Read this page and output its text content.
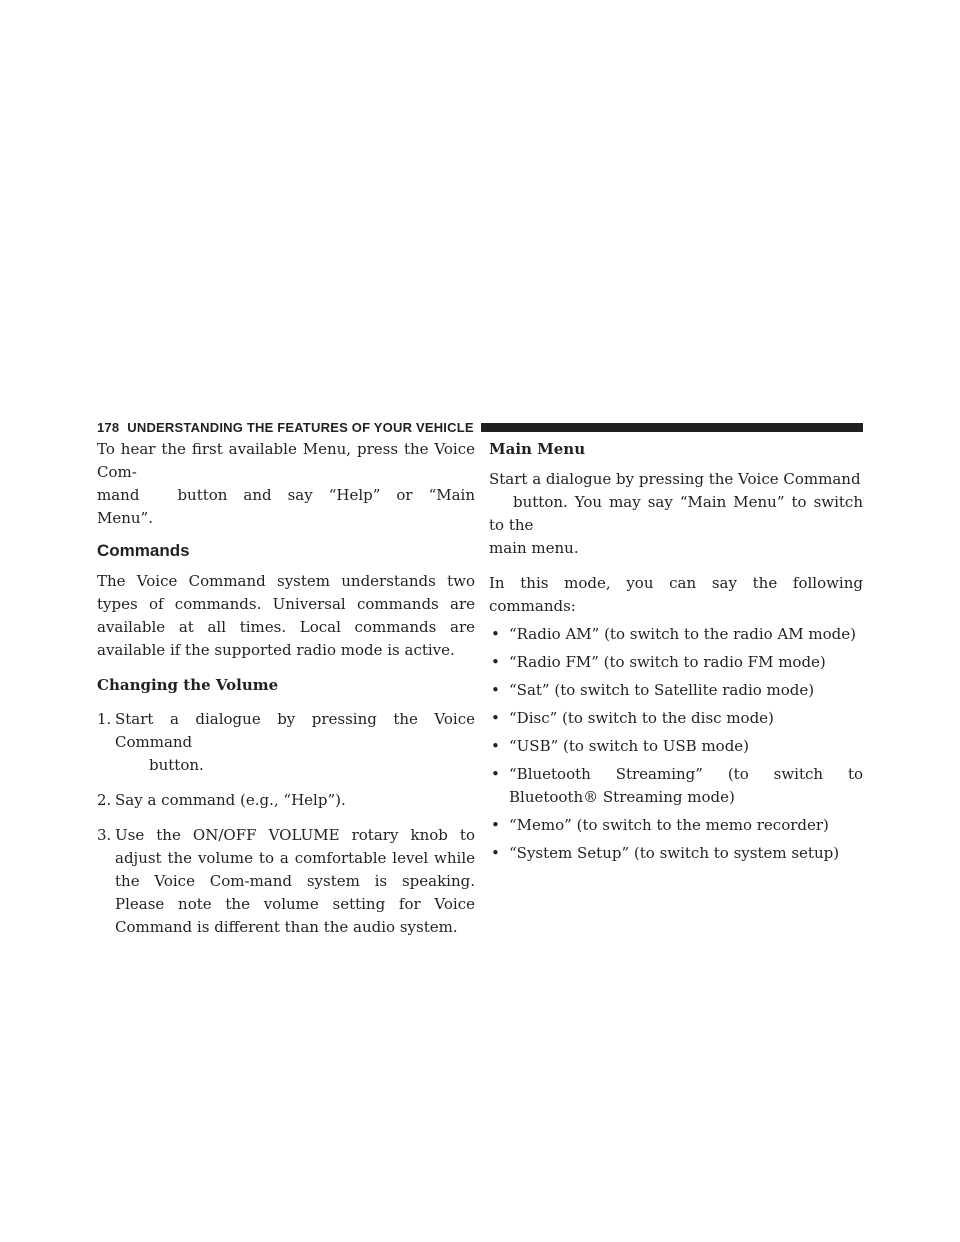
178 UNDERSTANDING THE FEATURES OF YOUR VEHICLE

To hear the first available Menu, press the Voice Com-
mand	button and say “Help” or “Main Menu”.

Commands

The Voice Command system understands two types of commands. Universal commands are available at all times. Local commands are available if the supported radio mode is active.

Changing the Volume
1. Start a dialogue by pressing the Voice Command
button.
2. Say a command (e.g., “Help”).
3. Use the ON/OFF VOLUME rotary knob to adjust the volume to a comfortable level while the Voice Com-mand system is speaking. Please note the volume setting for Voice Command is different than the audio system.
Main Menu

Start a dialogue by pressing the Voice Command
button. You may say “Main Menu” to switch to the
main menu.

In this mode, you can say the following commands:

• “Radio AM” (to switch to the radio AM mode)
• “Radio FM” (to switch to radio FM mode)
• “Sat” (to switch to Satellite radio mode)
• “Disc” (to switch to the disc mode)
• “USB” (to switch to USB mode)
• “Bluetooth Streaming” (to switch to Bluetooth® Streaming mode)
• “Memo” (to switch to the memo recorder)
• “System Setup” (to switch to system setup)
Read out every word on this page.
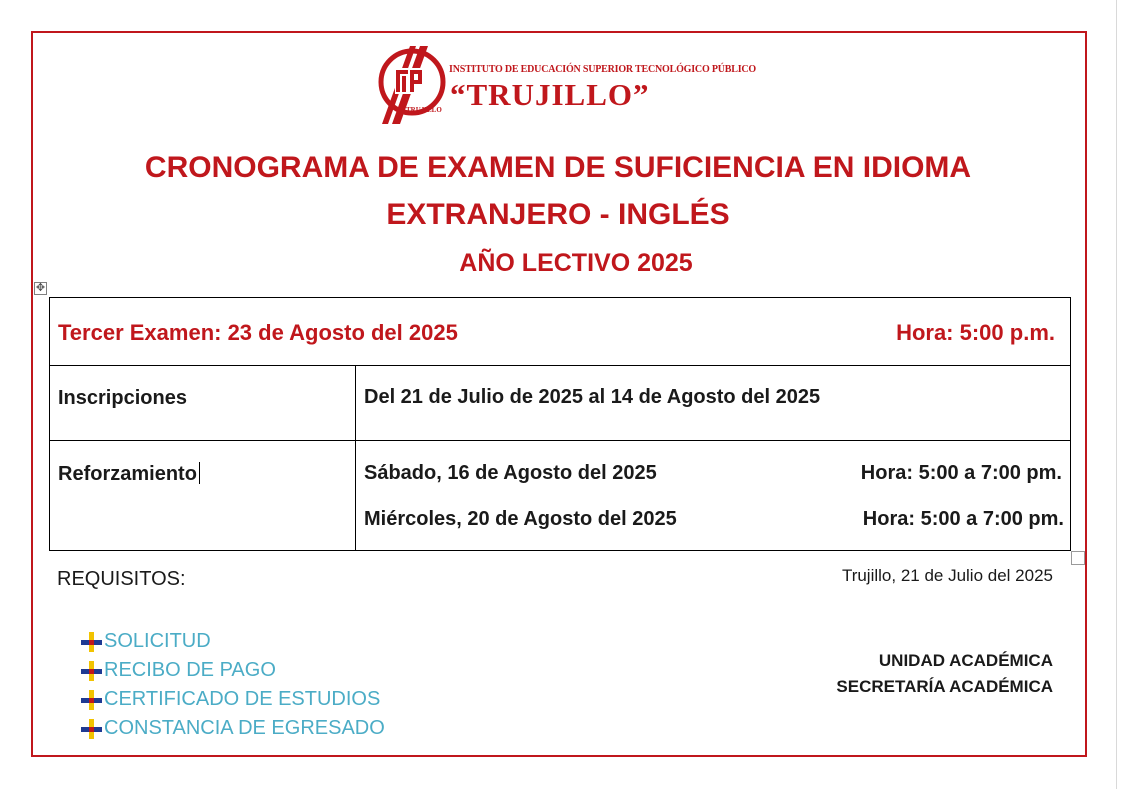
TRUJILLO
INSTITUTO DE EDUCACIÓN SUPERIOR TECNOLÓGICO PÚBLICO
“TRUJILLO”
CRONOGRAMA DE EXAMEN DE SUFICIENCIA EN IDIOMA
EXTRANJERO - INGLÉS
AÑO LECTIVO 2025
✥
Tercer Examen: 23 de Agosto del 2025	Hora: 5:00 p.m.
Inscripciones	Del 21 de Julio de 2025 al 14 de Agosto del 2025
Reforzamiento	Sábado, 16 de Agosto del 2025	Hora: 5:00 a 7:00 pm.
Miércoles, 20 de Agosto del 2025	Hora: 5:00 a 7:00 pm.
REQUISITOS:
SOLICITUD
RECIBO DE PAGO
CERTIFICADO DE ESTUDIOS
CONSTANCIA DE EGRESADO
Trujillo, 21 de Julio del 2025
UNIDAD ACADÉMICA
SECRETARÍA ACADÉMICA
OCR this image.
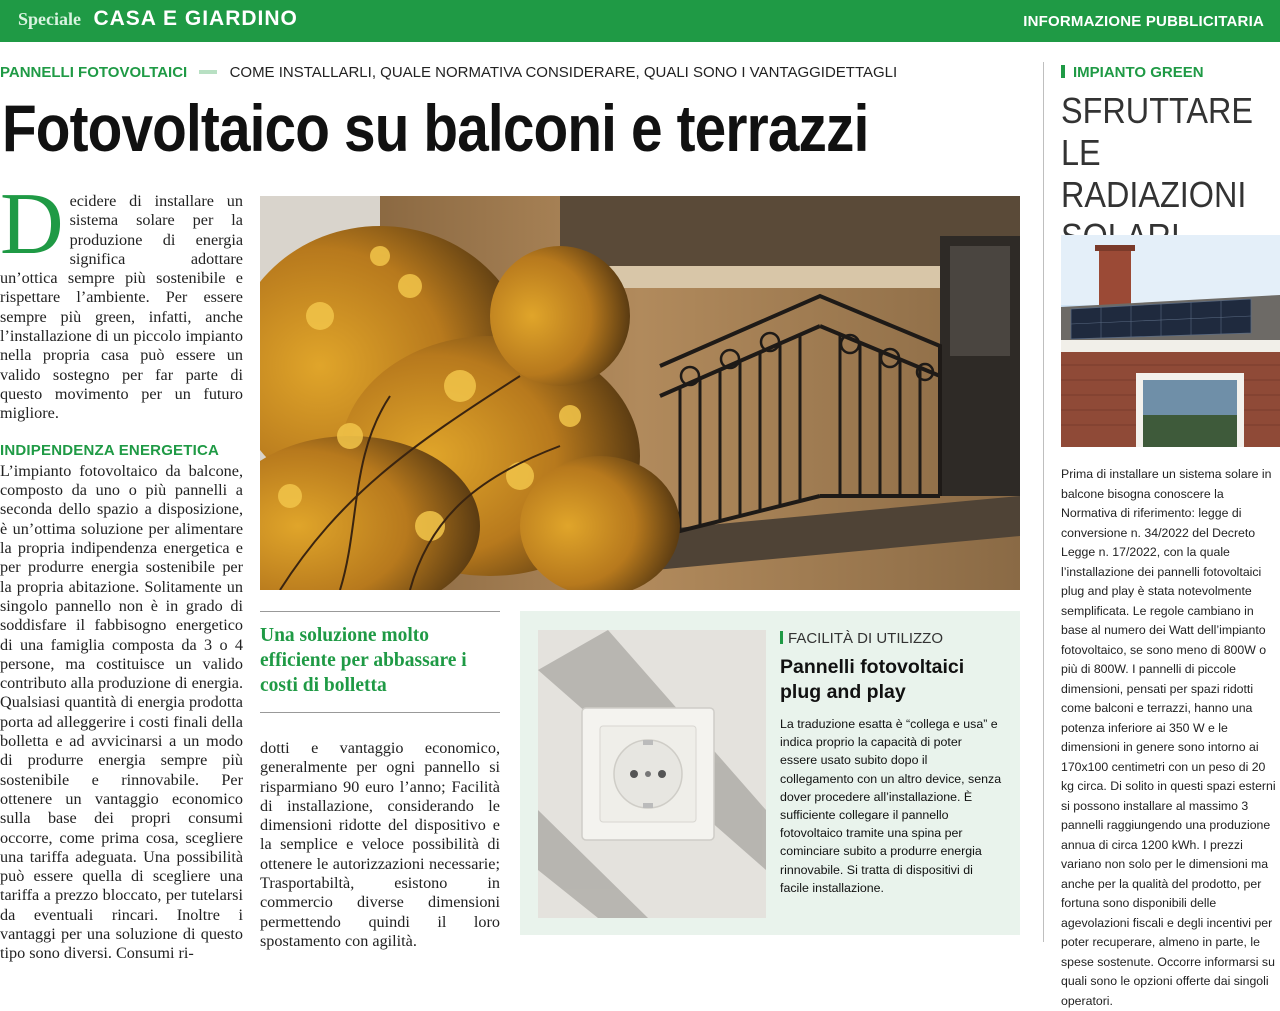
Speciale CASA E GIARDINO	INFORMAZIONE PUBBLICITARIA
PANNELLI FOTOVOLTAICI	COME INSTALLARLI, QUALE NORMATIVA CONSIDERARE, QUALI SONO I VANTAGGIDETTAGLI
Fotovoltaico su balconi e terrazzi

Decidere di installare un sistema solare per la produzione di energia significa adottare un’ottica sempre più sostenibile e rispettare l’ambiente. Per essere sempre più green, infatti, anche l’installazione di un piccolo impianto nella propria casa può essere un valido sostegno per far parte di questo movimento per un futuro migliore.

INDIPENDENZA ENERGETICA

L’impianto fotovoltaico da balcone, composto da uno o più pannelli a seconda dello spazio a disposizione, è un’ottima soluzione per alimentare la propria indipendenza energetica e per produrre energia sostenibile per la propria abitazione. Solitamente un singolo pannello non è in grado di soddisfare il fabbisogno energetico di una famiglia composta da 3 o 4 persone, ma costituisce un valido contributo alla produzione di energia. Qualsiasi quantità di energia prodotta porta ad alleggerire i costi finali della bolletta e ad avvicinarsi a un modo di produrre energia sempre più sostenibile e rinnovabile. Per ottenere un vantaggio economico sulla base dei propri consumi occorre, come prima cosa, scegliere una tariffa adeguata. Una possibilità può essere quella di scegliere una tariffa a prezzo bloccato, per tutelarsi da eventuali rincari. Inoltre i vantaggi per una soluzione di questo tipo sono diversi. Consumi ri-

Una soluzione molto efficiente per abbassare i costi di bolletta

dotti e vantaggio economico, generalmente per ogni pannello si risparmiano 90 euro l’anno; Facilità di installazione, considerando le dimensioni ridotte del dispositivo e la semplice e veloce possibilità di ottenere le autorizzazioni necessarie; Trasportabiltà, esistono in commercio diverse dimensioni permettendo quindi il loro spostamento con agilità.

FACILITÀ DI UTILIZZO
Pannelli fotovoltaici plug and play
La traduzione esatta è “collega e usa” e indica proprio la capacità di poter essere usato subito dopo il collegamento con un altro device, senza dover procedere all’installazione. È sufficiente collegare il pannello fotovoltaico tramite una spina per cominciare subito a produrre energia rinnovabile. Si tratta di dispositivi di facile installazione.
IMPIANTO GREEN
SFRUTTARE LE RADIAZIONI
Prima di installare un sistema solare in balcone bisogna conoscere la Normativa di riferimento: legge di conversione n. 34/2022 del Decreto Legge n. 17/2022, con la quale l’installazione dei pannelli fotovoltaici plug and play è stata notevolmente semplificata. Le regole cambiano in base al numero dei Watt dell’impianto fotovoltaico, se sono meno di 800W o più di 800W. I pannelli di piccole dimensioni, pensati per spazi ridotti come balconi e terrazzi, hanno una potenza inferiore ai 350 W e le dimensioni in genere sono intorno ai 170x100 centimetri con un peso di 20 kg circa. Di solito in questi spazi esterni si possono installare al massimo 3 pannelli raggiungendo una produzione annua di circa 1200 kWh. I prezzi variano non solo per le dimensioni ma anche per la qualità del prodotto, per fortuna sono disponibili delle agevolazioni fiscali e degli incentivi per poter recuperare, almeno in parte, le spese sostenute. Occorre informarsi su quali sono le opzioni offerte dai singoli operatori.
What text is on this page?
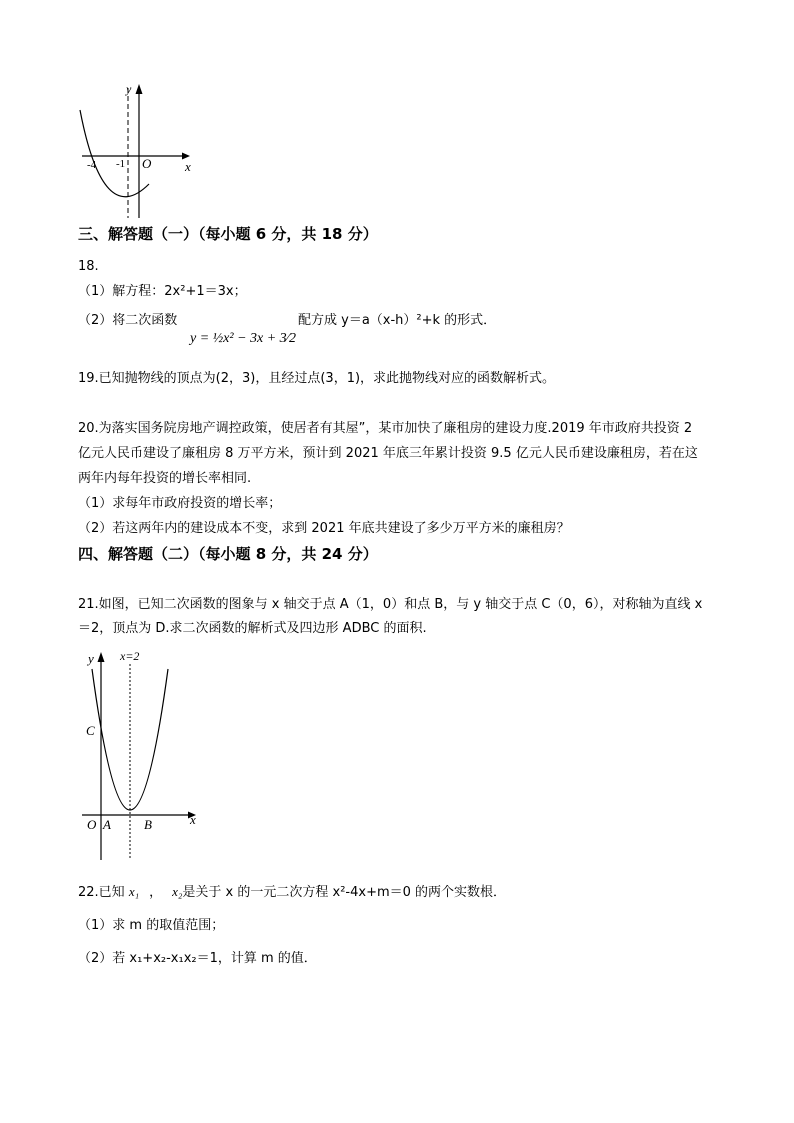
y
x
O
-4 -1
三、解答题（一）（每小题 6 分，共 18 分）
18.
（1）解方程：2x²+1＝3x；
（2）将二次函数
y = ½x² − 3x + 3⁄2
配方成 y＝a（x-h）²+k 的形式．
19.已知抛物线的顶点为(2，3)，且经过点(3，1)，求此抛物线对应的函数解析式。
20.为落实国务院房地产调控政策，使居者有其屋”，某市加快了廉租房的建设力度.2019 年市政府共投资 2
亿元人民币建设了廉租房 8 万平方米，预计到 2021 年底三年累计投资 9.5 亿元人民币建设廉租房，若在这
两年内每年投资的增长率相同.
（1）求每年市政府投资的增长率；
（2）若这两年内的建设成本不变，求到 2021 年底共建设了多少万平方米的廉租房？
四、解答题（二）（每小题 8 分，共 24 分）
21.如图，已知二次函数的图象与 x 轴交于点 A（1，0）和点 B，与 y 轴交于点 C（0，6），对称轴为直线 x
＝2，顶点为 D.求二次函数的解析式及四边形 ADBC 的面积.
x=2
y
C
O A	B	x
22.已知 x₁ ， x₂是关于 x 的一元二次方程 x²-4x+m＝0 的两个实数根．
（1）求 m 的取值范围；
（2）若 x₁+x₂-x₁x₂＝1，计算 m 的值．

****

Aim:
In the records above, find each line that holds the word "pressing"; copy all such lines.

Task solution:
1. Start a dialogue by pressing the Voice Command
Start a dialogue by pressing the Voice Command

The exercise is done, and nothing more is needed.